:: Extracted information ::

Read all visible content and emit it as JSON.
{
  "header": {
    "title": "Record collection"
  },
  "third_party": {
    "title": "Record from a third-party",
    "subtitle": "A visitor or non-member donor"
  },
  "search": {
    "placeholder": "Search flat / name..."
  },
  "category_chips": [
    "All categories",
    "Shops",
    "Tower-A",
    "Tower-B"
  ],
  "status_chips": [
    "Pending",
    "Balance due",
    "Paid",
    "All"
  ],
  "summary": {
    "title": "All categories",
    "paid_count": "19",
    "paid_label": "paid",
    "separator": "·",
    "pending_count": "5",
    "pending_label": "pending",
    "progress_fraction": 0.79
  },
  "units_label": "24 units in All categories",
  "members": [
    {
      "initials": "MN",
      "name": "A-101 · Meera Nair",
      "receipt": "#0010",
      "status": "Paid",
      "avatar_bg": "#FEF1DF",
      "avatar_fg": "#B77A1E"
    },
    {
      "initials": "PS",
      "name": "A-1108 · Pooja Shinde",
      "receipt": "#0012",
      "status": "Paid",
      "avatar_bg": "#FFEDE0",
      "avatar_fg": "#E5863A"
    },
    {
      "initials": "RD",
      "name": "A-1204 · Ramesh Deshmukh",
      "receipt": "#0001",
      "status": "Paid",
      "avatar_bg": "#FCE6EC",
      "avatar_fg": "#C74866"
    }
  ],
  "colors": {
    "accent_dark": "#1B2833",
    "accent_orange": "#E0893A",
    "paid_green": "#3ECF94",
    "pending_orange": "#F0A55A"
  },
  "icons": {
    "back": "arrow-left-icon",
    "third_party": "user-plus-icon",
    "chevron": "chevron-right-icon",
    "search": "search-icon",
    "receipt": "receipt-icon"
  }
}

:::

Write out all of the records once more, exactly.

Read all visible content and emit it as JSON.
{
  "header": {
    "title": "Record collection"
  },
  "third_party": {
    "title": "Record from a third-party",
    "subtitle": "A visitor or non-member donor"
  },
  "search": {
    "placeholder": "Search flat / name..."
  },
  "category_chips": [
    "All categories",
    "Shops",
    "Tower-A",
    "Tower-B"
  ],
  "status_chips": [
    "Pending",
    "Balance due",
    "Paid",
    "All"
  ],
  "summary": {
    "title": "All categories",
    "paid_count": "19",
    "paid_label": "paid",
    "separator": "·",
    "pending_count": "5",
    "pending_label": "pending",
    "progress_fraction": 0.79
  },
  "units_label": "24 units in All categories",
  "members": [
    {
      "initials": "MN",
      "name": "A-101 · Meera Nair",
      "receipt": "#0010",
      "status": "Paid",
      "avatar_bg": "#FEF1DF",
      "avatar_fg": "#B77A1E"
    },
    {
      "initials": "PS",
      "name": "A-1108 · Pooja Shinde",
      "receipt": "#0012",
      "status": "Paid",
      "avatar_bg": "#FFEDE0",
      "avatar_fg": "#E5863A"
    },
    {
      "initials": "RD",
      "name": "A-1204 · Ramesh Deshmukh",
      "receipt": "#0001",
      "status": "Paid",
      "avatar_bg": "#FCE6EC",
      "avatar_fg": "#C74866"
    }
  ],
  "colors": {
    "accent_dark": "#1B2833",
    "accent_orange": "#E0893A",
    "paid_green": "#3ECF94",
    "pending_orange": "#F0A55A"
  },
  "icons": {
    "back": "arrow-left-icon",
    "third_party": "user-plus-icon",
    "chevron": "chevron-right-icon",
    "search": "search-icon",
    "receipt": "receipt-icon"
  }
}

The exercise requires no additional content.